● WHAT IS ASKED:
Find and return each line containing "JSON".
# start of DATASET ROWS
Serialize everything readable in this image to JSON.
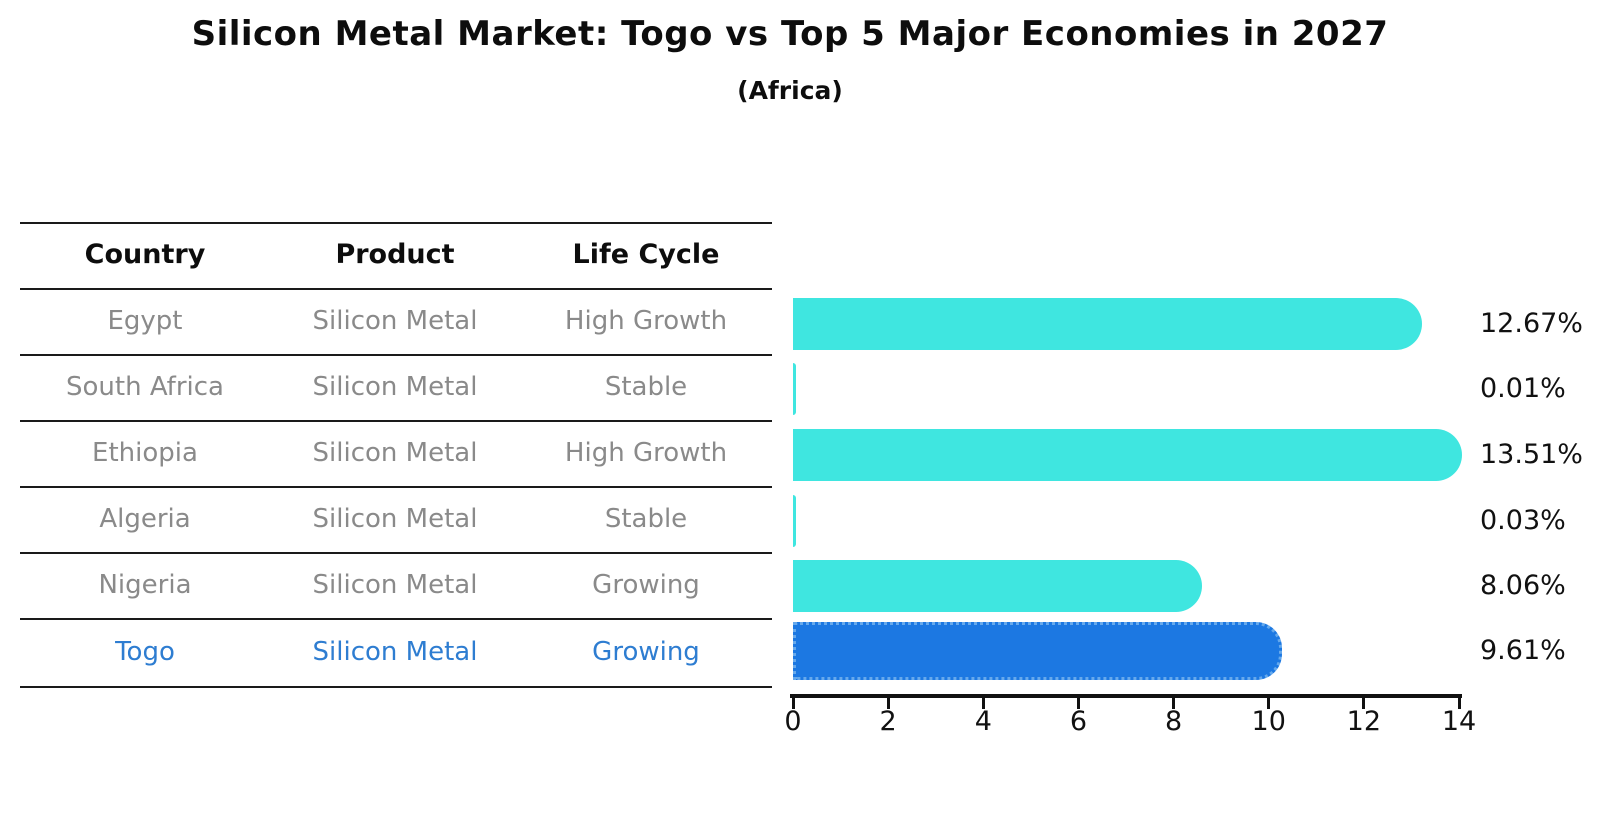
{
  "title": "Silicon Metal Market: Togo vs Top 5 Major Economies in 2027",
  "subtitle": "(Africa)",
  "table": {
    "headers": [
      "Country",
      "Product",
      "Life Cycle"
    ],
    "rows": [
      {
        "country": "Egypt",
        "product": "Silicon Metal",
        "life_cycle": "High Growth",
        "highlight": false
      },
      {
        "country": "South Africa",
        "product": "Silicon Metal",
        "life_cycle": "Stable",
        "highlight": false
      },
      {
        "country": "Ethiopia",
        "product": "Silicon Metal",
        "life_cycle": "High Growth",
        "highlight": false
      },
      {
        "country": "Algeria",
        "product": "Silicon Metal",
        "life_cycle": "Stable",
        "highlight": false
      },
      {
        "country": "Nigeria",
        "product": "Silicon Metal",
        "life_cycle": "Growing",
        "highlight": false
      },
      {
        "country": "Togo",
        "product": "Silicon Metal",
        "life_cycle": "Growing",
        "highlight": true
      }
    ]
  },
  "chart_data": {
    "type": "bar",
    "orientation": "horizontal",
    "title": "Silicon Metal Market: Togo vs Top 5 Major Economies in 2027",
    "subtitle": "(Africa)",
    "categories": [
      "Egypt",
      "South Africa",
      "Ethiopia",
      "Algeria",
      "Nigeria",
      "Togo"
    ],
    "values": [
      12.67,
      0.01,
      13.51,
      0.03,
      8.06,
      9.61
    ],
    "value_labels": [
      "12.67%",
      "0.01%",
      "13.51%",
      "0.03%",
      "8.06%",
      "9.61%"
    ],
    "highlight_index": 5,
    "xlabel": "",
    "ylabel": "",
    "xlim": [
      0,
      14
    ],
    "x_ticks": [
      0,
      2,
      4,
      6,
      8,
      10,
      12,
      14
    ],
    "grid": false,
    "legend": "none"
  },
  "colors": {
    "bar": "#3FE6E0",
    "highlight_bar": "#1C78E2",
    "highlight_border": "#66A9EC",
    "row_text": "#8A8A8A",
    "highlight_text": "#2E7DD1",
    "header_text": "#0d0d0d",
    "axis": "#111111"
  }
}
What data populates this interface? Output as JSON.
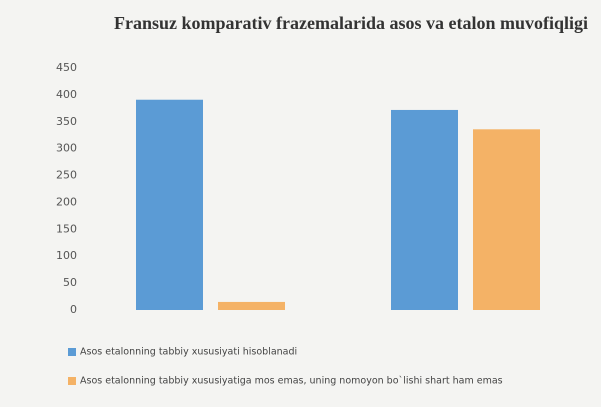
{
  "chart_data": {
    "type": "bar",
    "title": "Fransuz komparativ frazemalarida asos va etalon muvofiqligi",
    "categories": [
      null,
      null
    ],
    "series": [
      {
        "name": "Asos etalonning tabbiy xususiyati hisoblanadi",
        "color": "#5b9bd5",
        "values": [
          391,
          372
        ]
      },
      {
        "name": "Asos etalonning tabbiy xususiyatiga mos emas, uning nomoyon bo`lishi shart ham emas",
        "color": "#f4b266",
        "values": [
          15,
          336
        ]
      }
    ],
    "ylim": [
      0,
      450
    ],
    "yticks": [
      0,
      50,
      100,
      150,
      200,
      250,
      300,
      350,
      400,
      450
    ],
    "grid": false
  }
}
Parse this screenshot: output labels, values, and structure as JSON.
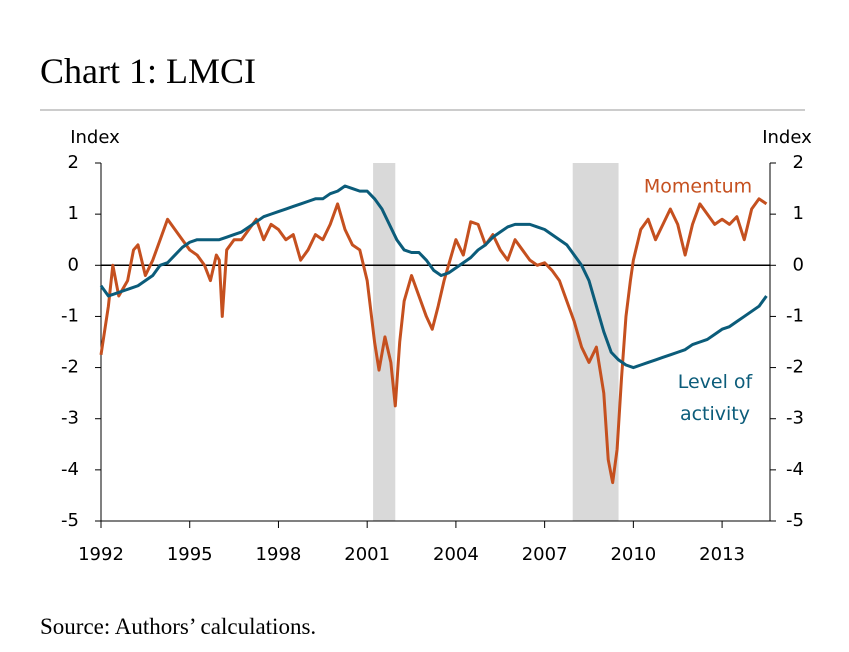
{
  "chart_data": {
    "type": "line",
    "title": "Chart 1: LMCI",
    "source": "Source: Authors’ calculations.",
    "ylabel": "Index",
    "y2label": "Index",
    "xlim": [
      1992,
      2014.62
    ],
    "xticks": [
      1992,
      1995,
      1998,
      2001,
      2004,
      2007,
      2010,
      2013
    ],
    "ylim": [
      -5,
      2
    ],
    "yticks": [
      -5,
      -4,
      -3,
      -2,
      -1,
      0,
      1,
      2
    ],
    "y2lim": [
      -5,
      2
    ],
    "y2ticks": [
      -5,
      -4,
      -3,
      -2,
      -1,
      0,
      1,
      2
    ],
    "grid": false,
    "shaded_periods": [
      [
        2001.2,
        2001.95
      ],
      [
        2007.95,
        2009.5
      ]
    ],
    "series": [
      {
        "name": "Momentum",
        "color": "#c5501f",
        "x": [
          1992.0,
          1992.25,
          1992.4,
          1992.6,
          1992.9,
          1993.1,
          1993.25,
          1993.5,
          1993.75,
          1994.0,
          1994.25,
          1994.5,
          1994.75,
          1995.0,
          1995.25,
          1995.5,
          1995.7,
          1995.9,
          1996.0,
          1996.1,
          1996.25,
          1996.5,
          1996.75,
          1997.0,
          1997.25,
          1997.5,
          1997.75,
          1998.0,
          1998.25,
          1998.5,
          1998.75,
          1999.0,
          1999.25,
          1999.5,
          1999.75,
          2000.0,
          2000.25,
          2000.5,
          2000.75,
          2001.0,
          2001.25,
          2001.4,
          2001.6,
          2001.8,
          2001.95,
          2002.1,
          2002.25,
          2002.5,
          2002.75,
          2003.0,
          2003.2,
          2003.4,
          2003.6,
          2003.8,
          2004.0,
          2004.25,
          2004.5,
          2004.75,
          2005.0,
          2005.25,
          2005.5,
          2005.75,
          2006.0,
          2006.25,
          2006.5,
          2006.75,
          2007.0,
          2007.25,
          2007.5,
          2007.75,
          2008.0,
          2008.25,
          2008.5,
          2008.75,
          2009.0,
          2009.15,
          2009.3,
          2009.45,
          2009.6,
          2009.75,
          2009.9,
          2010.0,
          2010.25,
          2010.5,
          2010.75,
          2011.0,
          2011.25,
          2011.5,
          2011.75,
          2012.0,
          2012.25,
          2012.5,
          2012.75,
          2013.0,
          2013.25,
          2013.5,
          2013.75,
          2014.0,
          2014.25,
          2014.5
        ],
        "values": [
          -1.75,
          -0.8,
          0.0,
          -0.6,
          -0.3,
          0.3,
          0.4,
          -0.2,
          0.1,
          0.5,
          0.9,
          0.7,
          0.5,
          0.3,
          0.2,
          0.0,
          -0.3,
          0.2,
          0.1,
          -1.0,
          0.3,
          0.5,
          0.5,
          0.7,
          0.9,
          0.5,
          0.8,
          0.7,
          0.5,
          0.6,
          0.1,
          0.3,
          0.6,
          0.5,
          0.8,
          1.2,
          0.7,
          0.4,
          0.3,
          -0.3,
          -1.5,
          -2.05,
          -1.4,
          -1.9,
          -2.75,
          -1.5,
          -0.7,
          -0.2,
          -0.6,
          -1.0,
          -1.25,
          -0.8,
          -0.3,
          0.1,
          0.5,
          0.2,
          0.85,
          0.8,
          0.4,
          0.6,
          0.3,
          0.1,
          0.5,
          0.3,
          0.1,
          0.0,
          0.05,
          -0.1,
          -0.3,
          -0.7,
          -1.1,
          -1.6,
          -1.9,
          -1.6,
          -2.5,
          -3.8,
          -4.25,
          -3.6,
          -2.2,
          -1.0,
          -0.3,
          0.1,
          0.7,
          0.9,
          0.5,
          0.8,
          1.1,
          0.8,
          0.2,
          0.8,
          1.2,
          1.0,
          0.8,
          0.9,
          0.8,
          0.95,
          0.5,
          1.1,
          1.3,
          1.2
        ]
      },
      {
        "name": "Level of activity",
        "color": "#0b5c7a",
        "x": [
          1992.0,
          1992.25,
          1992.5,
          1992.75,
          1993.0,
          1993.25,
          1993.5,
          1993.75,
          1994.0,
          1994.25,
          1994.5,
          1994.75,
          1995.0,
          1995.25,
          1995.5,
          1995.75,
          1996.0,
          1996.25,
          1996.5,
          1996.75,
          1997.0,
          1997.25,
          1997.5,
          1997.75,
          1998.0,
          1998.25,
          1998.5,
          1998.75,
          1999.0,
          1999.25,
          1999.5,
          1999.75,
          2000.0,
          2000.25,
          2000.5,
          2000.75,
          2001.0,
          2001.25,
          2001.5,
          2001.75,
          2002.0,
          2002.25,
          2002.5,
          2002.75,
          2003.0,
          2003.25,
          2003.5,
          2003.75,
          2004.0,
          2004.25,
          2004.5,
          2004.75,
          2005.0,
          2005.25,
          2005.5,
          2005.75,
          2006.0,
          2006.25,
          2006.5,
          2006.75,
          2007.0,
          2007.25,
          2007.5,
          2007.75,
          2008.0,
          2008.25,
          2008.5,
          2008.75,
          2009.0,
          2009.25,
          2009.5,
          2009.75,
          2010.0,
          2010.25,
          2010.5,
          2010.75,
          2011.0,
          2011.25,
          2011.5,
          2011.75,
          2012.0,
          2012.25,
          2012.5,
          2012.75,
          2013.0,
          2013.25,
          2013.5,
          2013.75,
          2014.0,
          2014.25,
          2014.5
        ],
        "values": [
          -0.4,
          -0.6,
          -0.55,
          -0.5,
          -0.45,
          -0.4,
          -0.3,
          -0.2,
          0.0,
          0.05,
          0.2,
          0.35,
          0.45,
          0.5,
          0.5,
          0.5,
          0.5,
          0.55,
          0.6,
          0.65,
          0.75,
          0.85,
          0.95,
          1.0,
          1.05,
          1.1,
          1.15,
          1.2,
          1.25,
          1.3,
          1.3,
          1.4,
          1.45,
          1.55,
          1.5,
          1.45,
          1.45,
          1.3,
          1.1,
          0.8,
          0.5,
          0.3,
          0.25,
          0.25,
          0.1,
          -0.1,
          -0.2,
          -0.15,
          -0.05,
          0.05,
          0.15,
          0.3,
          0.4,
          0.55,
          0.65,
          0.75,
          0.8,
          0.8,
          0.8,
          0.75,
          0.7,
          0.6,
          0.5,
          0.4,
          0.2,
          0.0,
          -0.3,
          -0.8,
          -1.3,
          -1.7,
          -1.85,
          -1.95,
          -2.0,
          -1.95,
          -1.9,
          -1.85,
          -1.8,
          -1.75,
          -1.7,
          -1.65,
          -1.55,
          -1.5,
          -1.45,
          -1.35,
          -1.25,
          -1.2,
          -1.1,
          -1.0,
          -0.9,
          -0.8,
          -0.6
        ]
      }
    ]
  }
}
# end of DATASET ROWS
● THE COMPLETED TASK:
Serialize everything readable in this image to JSON.
What data populates this interface? Output as JSON.
Parse this screenshot: output labels, values, and structure as JSON.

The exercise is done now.